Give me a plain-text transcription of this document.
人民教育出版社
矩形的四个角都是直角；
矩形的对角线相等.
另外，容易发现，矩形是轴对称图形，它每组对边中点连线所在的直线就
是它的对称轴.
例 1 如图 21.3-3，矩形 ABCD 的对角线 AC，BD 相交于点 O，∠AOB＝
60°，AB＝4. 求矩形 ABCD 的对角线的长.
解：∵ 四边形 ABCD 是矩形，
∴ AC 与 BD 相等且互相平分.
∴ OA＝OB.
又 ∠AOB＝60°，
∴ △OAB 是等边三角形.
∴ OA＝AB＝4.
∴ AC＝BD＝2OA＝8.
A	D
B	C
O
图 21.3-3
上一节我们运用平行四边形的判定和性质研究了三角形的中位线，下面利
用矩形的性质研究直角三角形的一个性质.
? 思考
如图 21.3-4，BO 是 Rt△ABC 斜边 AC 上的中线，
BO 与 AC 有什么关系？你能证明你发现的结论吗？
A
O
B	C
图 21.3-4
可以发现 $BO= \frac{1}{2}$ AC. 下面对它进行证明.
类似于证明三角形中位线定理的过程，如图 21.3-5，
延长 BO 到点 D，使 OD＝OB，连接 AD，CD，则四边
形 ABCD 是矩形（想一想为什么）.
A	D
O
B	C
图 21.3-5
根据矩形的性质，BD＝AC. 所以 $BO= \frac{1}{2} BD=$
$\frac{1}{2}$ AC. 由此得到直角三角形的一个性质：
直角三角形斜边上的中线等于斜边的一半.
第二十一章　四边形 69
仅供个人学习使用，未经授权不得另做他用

WHAT THE EXERCISE ASKS ->
Go through the records and pull out each line that includes the word "frac".

SOLVED EXERCISE ->
可以发现 $BO= \frac{1}{2}$ AC. 下面对它进行证明.
根据矩形的性质，BD＝AC. 所以 $BO= \frac{1}{2} BD=$
$\frac{1}{2}$ AC. 由此得到直角三角形的一个性质：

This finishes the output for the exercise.